Wherever a line in the data below holds "Dampak", copy that line.

★ ★ ★ ★

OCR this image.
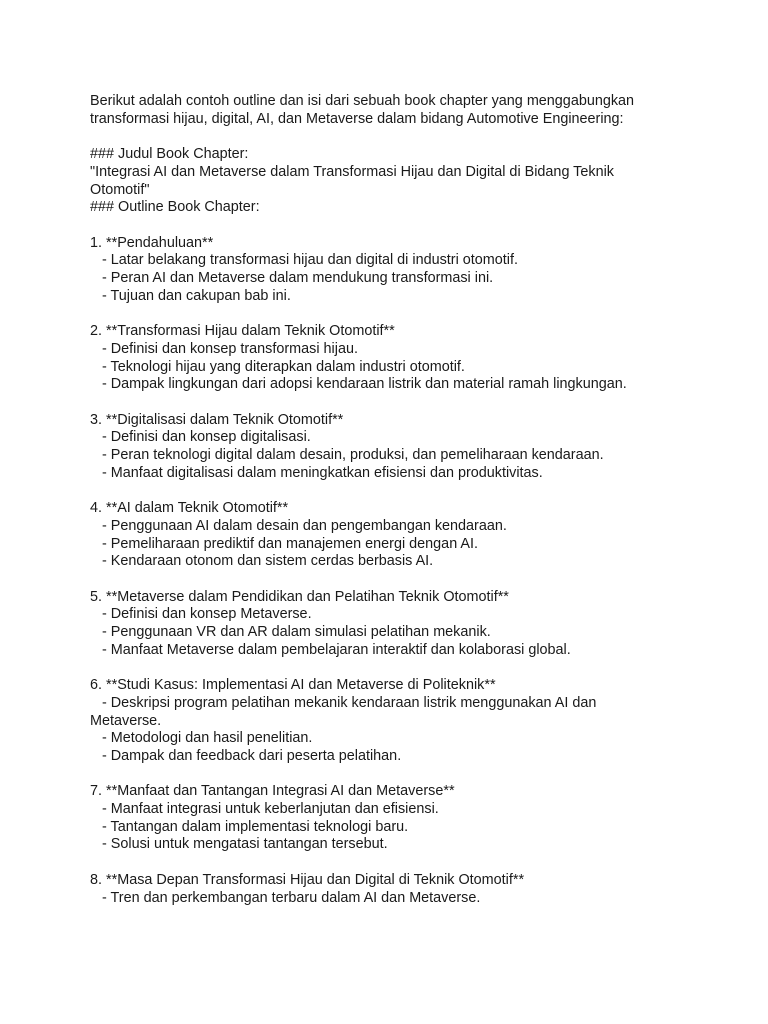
Berikut adalah contoh outline dan isi dari sebuah book chapter yang menggabungkan
transformasi hijau, digital, AI, dan Metaverse dalam bidang Automotive Engineering:
### Judul Book Chapter:
"Integrasi AI dan Metaverse dalam Transformasi Hijau dan Digital di Bidang Teknik
Otomotif"
### Outline Book Chapter:
1. **Pendahuluan**
- Latar belakang transformasi hijau dan digital di industri otomotif.
- Peran AI dan Metaverse dalam mendukung transformasi ini.
- Tujuan dan cakupan bab ini.
2. **Transformasi Hijau dalam Teknik Otomotif**
- Definisi dan konsep transformasi hijau.
- Teknologi hijau yang diterapkan dalam industri otomotif.
- Dampak lingkungan dari adopsi kendaraan listrik dan material ramah lingkungan.
3. **Digitalisasi dalam Teknik Otomotif**
- Definisi dan konsep digitalisasi.
- Peran teknologi digital dalam desain, produksi, dan pemeliharaan kendaraan.
- Manfaat digitalisasi dalam meningkatkan efisiensi dan produktivitas.
4. **AI dalam Teknik Otomotif**
- Penggunaan AI dalam desain dan pengembangan kendaraan.
- Pemeliharaan prediktif dan manajemen energi dengan AI.
- Kendaraan otonom dan sistem cerdas berbasis AI.
5. **Metaverse dalam Pendidikan dan Pelatihan Teknik Otomotif**
- Definisi dan konsep Metaverse.
- Penggunaan VR dan AR dalam simulasi pelatihan mekanik.
- Manfaat Metaverse dalam pembelajaran interaktif dan kolaborasi global.
6. **Studi Kasus: Implementasi AI dan Metaverse di Politeknik**
- Deskripsi program pelatihan mekanik kendaraan listrik menggunakan AI dan
Metaverse.
- Metodologi dan hasil penelitian.
- Dampak dan feedback dari peserta pelatihan.
7. **Manfaat dan Tantangan Integrasi AI dan Metaverse**
- Manfaat integrasi untuk keberlanjutan dan efisiensi.
- Tantangan dalam implementasi teknologi baru.
- Solusi untuk mengatasi tantangan tersebut.
8. **Masa Depan Transformasi Hijau dan Digital di Teknik Otomotif**
- Tren dan perkembangan terbaru dalam AI dan Metaverse.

★ ★ ★ ★

▸ Final result
- Dampak lingkungan dari adopsi kendaraan listrik dan material ramah lingkungan.
- Dampak dan feedback dari peserta pelatihan.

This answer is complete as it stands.